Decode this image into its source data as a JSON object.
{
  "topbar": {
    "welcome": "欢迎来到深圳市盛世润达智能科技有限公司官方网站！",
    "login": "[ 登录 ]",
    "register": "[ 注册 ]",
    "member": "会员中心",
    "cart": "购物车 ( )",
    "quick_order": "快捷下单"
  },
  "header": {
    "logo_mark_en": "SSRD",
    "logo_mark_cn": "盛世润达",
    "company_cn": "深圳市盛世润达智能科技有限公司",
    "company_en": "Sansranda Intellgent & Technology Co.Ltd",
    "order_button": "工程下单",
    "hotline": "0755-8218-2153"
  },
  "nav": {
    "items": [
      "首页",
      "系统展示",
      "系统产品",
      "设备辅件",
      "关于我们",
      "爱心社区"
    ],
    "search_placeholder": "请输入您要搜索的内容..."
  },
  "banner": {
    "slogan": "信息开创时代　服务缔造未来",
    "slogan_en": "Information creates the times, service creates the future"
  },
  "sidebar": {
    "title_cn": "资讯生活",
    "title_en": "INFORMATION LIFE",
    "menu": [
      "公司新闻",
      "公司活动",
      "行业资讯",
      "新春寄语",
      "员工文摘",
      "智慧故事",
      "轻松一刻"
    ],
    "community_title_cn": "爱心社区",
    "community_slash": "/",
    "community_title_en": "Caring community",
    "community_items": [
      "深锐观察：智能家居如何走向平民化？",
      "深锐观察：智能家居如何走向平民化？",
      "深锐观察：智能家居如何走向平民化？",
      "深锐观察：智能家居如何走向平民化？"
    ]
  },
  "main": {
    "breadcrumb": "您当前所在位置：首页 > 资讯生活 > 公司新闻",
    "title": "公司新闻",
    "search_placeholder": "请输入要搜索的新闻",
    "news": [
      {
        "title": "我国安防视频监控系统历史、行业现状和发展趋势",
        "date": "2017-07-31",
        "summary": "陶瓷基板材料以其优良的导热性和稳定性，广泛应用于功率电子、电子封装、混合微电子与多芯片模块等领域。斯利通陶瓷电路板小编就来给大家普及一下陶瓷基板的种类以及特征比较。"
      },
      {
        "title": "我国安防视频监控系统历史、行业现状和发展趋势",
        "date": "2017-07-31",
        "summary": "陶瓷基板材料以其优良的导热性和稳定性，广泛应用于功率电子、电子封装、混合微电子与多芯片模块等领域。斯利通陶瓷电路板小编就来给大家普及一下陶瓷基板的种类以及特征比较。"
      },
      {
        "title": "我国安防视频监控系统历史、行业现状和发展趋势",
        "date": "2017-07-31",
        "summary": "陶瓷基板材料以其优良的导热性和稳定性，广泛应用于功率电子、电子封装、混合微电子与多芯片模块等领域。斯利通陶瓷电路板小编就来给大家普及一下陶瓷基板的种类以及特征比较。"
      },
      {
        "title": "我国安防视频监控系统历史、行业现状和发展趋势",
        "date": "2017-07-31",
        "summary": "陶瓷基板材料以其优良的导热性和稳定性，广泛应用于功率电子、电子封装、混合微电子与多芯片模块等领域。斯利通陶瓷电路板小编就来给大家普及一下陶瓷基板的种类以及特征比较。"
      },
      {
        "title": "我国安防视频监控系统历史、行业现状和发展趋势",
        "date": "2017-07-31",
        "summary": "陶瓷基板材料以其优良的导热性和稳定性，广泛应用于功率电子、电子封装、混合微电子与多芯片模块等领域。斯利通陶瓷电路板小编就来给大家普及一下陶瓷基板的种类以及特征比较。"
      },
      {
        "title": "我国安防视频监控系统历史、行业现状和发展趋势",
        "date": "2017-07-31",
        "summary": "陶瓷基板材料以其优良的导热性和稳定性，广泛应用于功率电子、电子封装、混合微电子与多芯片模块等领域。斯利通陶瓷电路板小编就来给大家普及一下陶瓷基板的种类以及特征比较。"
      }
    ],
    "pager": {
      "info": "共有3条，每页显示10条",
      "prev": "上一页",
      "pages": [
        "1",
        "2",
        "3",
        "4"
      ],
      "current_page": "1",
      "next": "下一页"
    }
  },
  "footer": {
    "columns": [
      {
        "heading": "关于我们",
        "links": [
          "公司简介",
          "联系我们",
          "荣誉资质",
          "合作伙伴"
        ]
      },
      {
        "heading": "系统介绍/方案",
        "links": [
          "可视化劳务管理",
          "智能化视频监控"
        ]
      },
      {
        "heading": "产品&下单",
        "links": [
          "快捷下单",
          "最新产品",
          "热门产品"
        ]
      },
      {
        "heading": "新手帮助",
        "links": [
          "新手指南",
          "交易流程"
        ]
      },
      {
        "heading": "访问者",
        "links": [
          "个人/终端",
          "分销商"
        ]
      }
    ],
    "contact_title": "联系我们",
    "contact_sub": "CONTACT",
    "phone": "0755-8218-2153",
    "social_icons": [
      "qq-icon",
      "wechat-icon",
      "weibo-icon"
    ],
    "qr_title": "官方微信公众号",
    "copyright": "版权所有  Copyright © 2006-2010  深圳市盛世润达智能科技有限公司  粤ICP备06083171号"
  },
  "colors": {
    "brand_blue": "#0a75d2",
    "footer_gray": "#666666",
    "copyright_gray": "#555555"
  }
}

• [Required work] Copy the records above exactly as they appear.

• [Solution]
Decode this image into its source data as a JSON object.
{
  "topbar": {
    "welcome": "欢迎来到深圳市盛世润达智能科技有限公司官方网站！",
    "login": "[ 登录 ]",
    "register": "[ 注册 ]",
    "member": "会员中心",
    "cart": "购物车 ( )",
    "quick_order": "快捷下单"
  },
  "header": {
    "logo_mark_en": "SSRD",
    "logo_mark_cn": "盛世润达",
    "company_cn": "深圳市盛世润达智能科技有限公司",
    "company_en": "Sansranda Intellgent & Technology Co.Ltd",
    "order_button": "工程下单",
    "hotline": "0755-8218-2153"
  },
  "nav": {
    "items": [
      "首页",
      "系统展示",
      "系统产品",
      "设备辅件",
      "关于我们",
      "爱心社区"
    ],
    "search_placeholder": "请输入您要搜索的内容..."
  },
  "banner": {
    "slogan": "信息开创时代　服务缔造未来",
    "slogan_en": "Information creates the times, service creates the future"
  },
  "sidebar": {
    "title_cn": "资讯生活",
    "title_en": "INFORMATION LIFE",
    "menu": [
      "公司新闻",
      "公司活动",
      "行业资讯",
      "新春寄语",
      "员工文摘",
      "智慧故事",
      "轻松一刻"
    ],
    "community_title_cn": "爱心社区",
    "community_slash": "/",
    "community_title_en": "Caring community",
    "community_items": [
      "深锐观察：智能家居如何走向平民化？",
      "深锐观察：智能家居如何走向平民化？",
      "深锐观察：智能家居如何走向平民化？",
      "深锐观察：智能家居如何走向平民化？"
    ]
  },
  "main": {
    "breadcrumb": "您当前所在位置：首页 > 资讯生活 > 公司新闻",
    "title": "公司新闻",
    "search_placeholder": "请输入要搜索的新闻",
    "news": [
      {
        "title": "我国安防视频监控系统历史、行业现状和发展趋势",
        "date": "2017-07-31",
        "summary": "陶瓷基板材料以其优良的导热性和稳定性，广泛应用于功率电子、电子封装、混合微电子与多芯片模块等领域。斯利通陶瓷电路板小编就来给大家普及一下陶瓷基板的种类以及特征比较。"
      },
      {
        "title": "我国安防视频监控系统历史、行业现状和发展趋势",
        "date": "2017-07-31",
        "summary": "陶瓷基板材料以其优良的导热性和稳定性，广泛应用于功率电子、电子封装、混合微电子与多芯片模块等领域。斯利通陶瓷电路板小编就来给大家普及一下陶瓷基板的种类以及特征比较。"
      },
      {
        "title": "我国安防视频监控系统历史、行业现状和发展趋势",
        "date": "2017-07-31",
        "summary": "陶瓷基板材料以其优良的导热性和稳定性，广泛应用于功率电子、电子封装、混合微电子与多芯片模块等领域。斯利通陶瓷电路板小编就来给大家普及一下陶瓷基板的种类以及特征比较。"
      },
      {
        "title": "我国安防视频监控系统历史、行业现状和发展趋势",
        "date": "2017-07-31",
        "summary": "陶瓷基板材料以其优良的导热性和稳定性，广泛应用于功率电子、电子封装、混合微电子与多芯片模块等领域。斯利通陶瓷电路板小编就来给大家普及一下陶瓷基板的种类以及特征比较。"
      },
      {
        "title": "我国安防视频监控系统历史、行业现状和发展趋势",
        "date": "2017-07-31",
        "summary": "陶瓷基板材料以其优良的导热性和稳定性，广泛应用于功率电子、电子封装、混合微电子与多芯片模块等领域。斯利通陶瓷电路板小编就来给大家普及一下陶瓷基板的种类以及特征比较。"
      },
      {
        "title": "我国安防视频监控系统历史、行业现状和发展趋势",
        "date": "2017-07-31",
        "summary": "陶瓷基板材料以其优良的导热性和稳定性，广泛应用于功率电子、电子封装、混合微电子与多芯片模块等领域。斯利通陶瓷电路板小编就来给大家普及一下陶瓷基板的种类以及特征比较。"
      }
    ],
    "pager": {
      "info": "共有3条，每页显示10条",
      "prev": "上一页",
      "pages": [
        "1",
        "2",
        "3",
        "4"
      ],
      "current_page": "1",
      "next": "下一页"
    }
  },
  "footer": {
    "columns": [
      {
        "heading": "关于我们",
        "links": [
          "公司简介",
          "联系我们",
          "荣誉资质",
          "合作伙伴"
        ]
      },
      {
        "heading": "系统介绍/方案",
        "links": [
          "可视化劳务管理",
          "智能化视频监控"
        ]
      },
      {
        "heading": "产品&下单",
        "links": [
          "快捷下单",
          "最新产品",
          "热门产品"
        ]
      },
      {
        "heading": "新手帮助",
        "links": [
          "新手指南",
          "交易流程"
        ]
      },
      {
        "heading": "访问者",
        "links": [
          "个人/终端",
          "分销商"
        ]
      }
    ],
    "contact_title": "联系我们",
    "contact_sub": "CONTACT",
    "phone": "0755-8218-2153",
    "social_icons": [
      "qq-icon",
      "wechat-icon",
      "weibo-icon"
    ],
    "qr_title": "官方微信公众号",
    "copyright": "版权所有  Copyright © 2006-2010  深圳市盛世润达智能科技有限公司  粤ICP备06083171号"
  },
  "colors": {
    "brand_blue": "#0a75d2",
    "footer_gray": "#666666",
    "copyright_gray": "#555555"
  }
}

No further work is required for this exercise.